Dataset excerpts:
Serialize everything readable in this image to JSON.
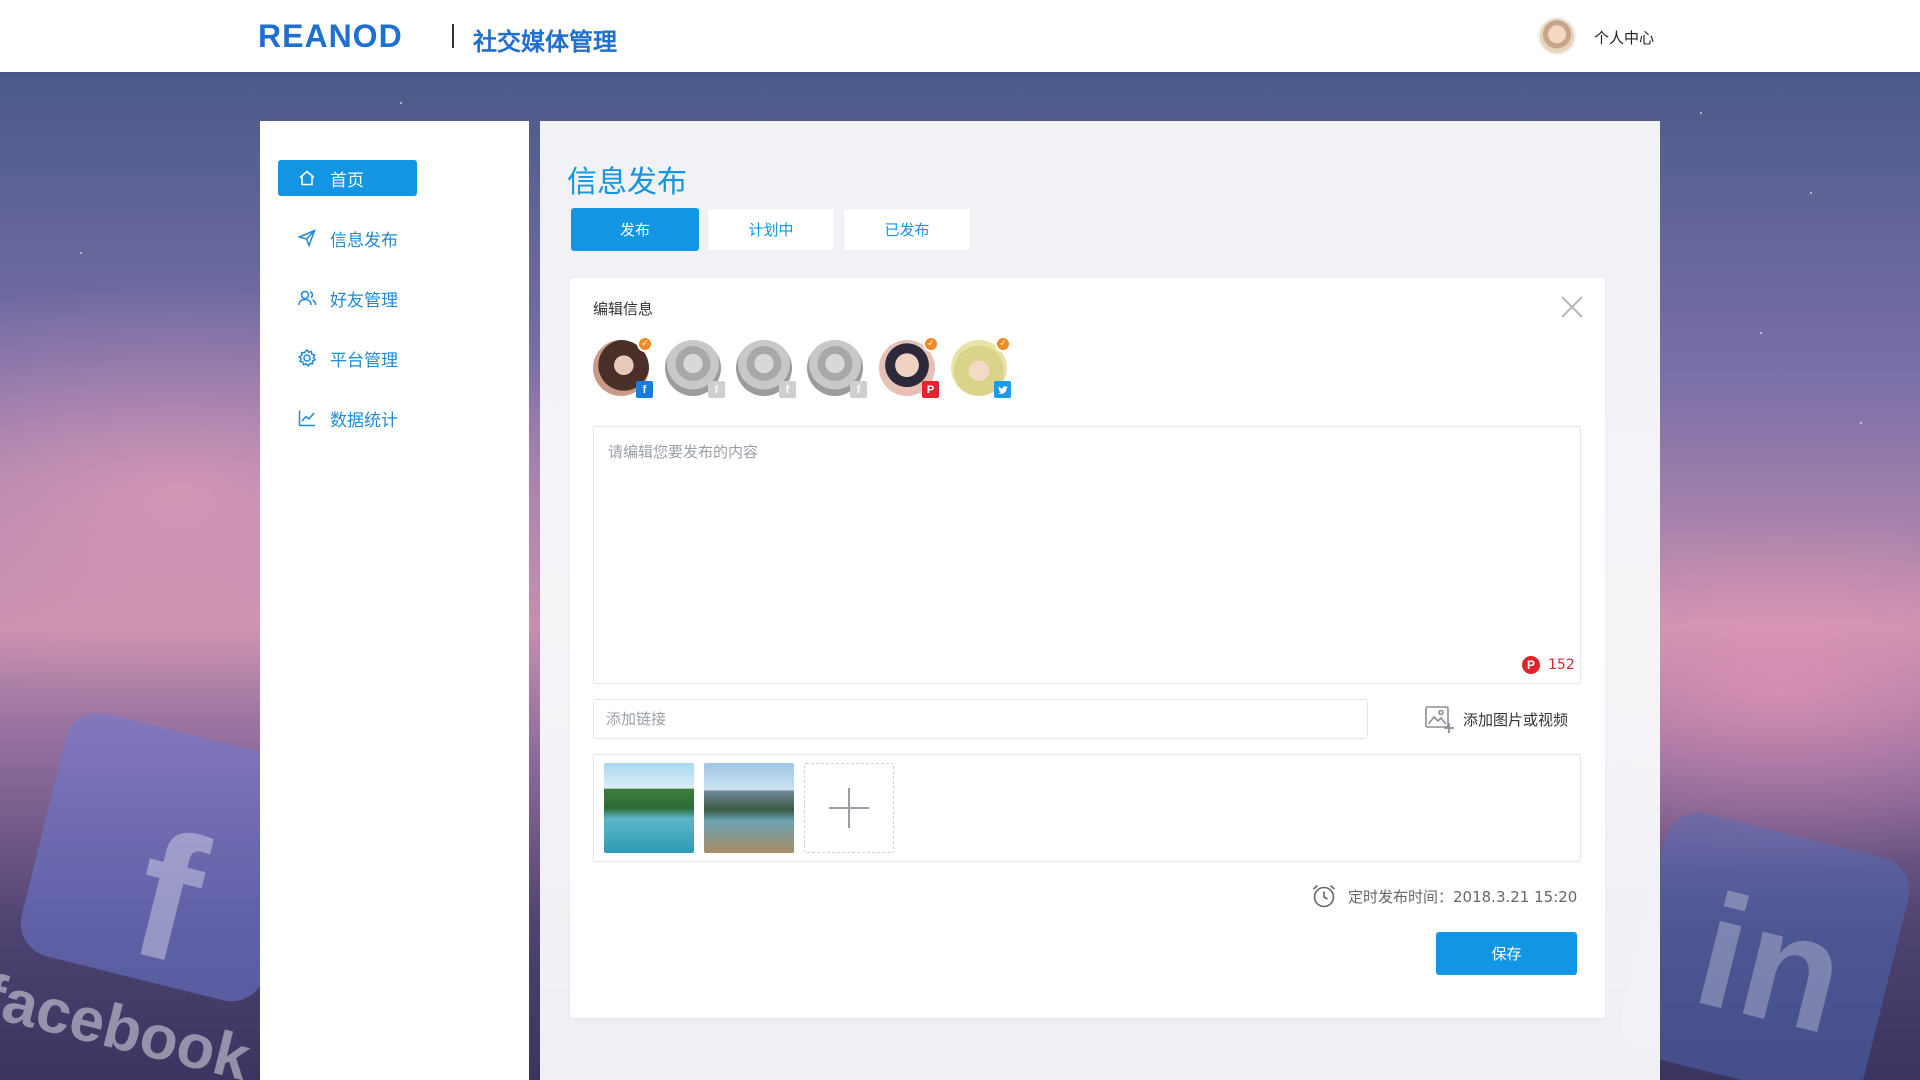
{
  "header": {
    "logo_text": "REANOD",
    "app_title": "社交媒体管理",
    "user_center": "个人中心"
  },
  "sidebar": {
    "items": [
      {
        "label": "首页",
        "icon": "home-icon",
        "active": true
      },
      {
        "label": "信息发布",
        "icon": "send-icon",
        "active": false
      },
      {
        "label": "好友管理",
        "icon": "users-icon",
        "active": false
      },
      {
        "label": "平台管理",
        "icon": "gear-icon",
        "active": false
      },
      {
        "label": "数据统计",
        "icon": "chart-icon",
        "active": false
      }
    ]
  },
  "main": {
    "title": "信息发布",
    "tabs": [
      {
        "label": "发布",
        "active": true
      },
      {
        "label": "计划中",
        "active": false
      },
      {
        "label": "已发布",
        "active": false
      }
    ],
    "card": {
      "title": "编辑信息",
      "accounts": [
        {
          "platform": "facebook",
          "selected": true
        },
        {
          "platform": "facebook",
          "selected": false
        },
        {
          "platform": "facebook",
          "selected": false
        },
        {
          "platform": "facebook",
          "selected": false
        },
        {
          "platform": "pinterest",
          "selected": true
        },
        {
          "platform": "twitter",
          "selected": true
        }
      ],
      "editor_placeholder": "请编辑您要发布的内容",
      "char_counter": "152",
      "link_placeholder": "添加链接",
      "add_media_label": "添加图片或视频",
      "schedule_label": "定时发布时间：2018.3.21 15:20",
      "save_label": "保存"
    }
  },
  "background": {
    "facebook_word": "facebook",
    "linkedin_word": "in"
  },
  "colors": {
    "accent": "#1296e3",
    "brand": "#1f6fd0",
    "check": "#f08a24",
    "pinterest": "#e0232c",
    "twitter": "#1c9be6"
  }
}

- SHORT TASK:
Repeat the data exactly in full, omitting its pictures.

- SOLUTION TO THE PROBLEM:
Serialize everything readable in this image to JSON.
{
  "header": {
    "logo_text": "REANOD",
    "app_title": "社交媒体管理",
    "user_center": "个人中心"
  },
  "sidebar": {
    "items": [
      {
        "label": "首页",
        "icon": "home-icon",
        "active": true
      },
      {
        "label": "信息发布",
        "icon": "send-icon",
        "active": false
      },
      {
        "label": "好友管理",
        "icon": "users-icon",
        "active": false
      },
      {
        "label": "平台管理",
        "icon": "gear-icon",
        "active": false
      },
      {
        "label": "数据统计",
        "icon": "chart-icon",
        "active": false
      }
    ]
  },
  "main": {
    "title": "信息发布",
    "tabs": [
      {
        "label": "发布",
        "active": true
      },
      {
        "label": "计划中",
        "active": false
      },
      {
        "label": "已发布",
        "active": false
      }
    ],
    "card": {
      "title": "编辑信息",
      "accounts": [
        {
          "platform": "facebook",
          "selected": true
        },
        {
          "platform": "facebook",
          "selected": false
        },
        {
          "platform": "facebook",
          "selected": false
        },
        {
          "platform": "facebook",
          "selected": false
        },
        {
          "platform": "pinterest",
          "selected": true
        },
        {
          "platform": "twitter",
          "selected": true
        }
      ],
      "editor_placeholder": "请编辑您要发布的内容",
      "char_counter": "152",
      "link_placeholder": "添加链接",
      "add_media_label": "添加图片或视频",
      "schedule_label": "定时发布时间：2018.3.21 15:20",
      "save_label": "保存"
    }
  },
  "background": {
    "facebook_word": "facebook",
    "linkedin_word": "in"
  },
  "colors": {
    "accent": "#1296e3",
    "brand": "#1f6fd0",
    "check": "#f08a24",
    "pinterest": "#e0232c",
    "twitter": "#1c9be6"
  }
}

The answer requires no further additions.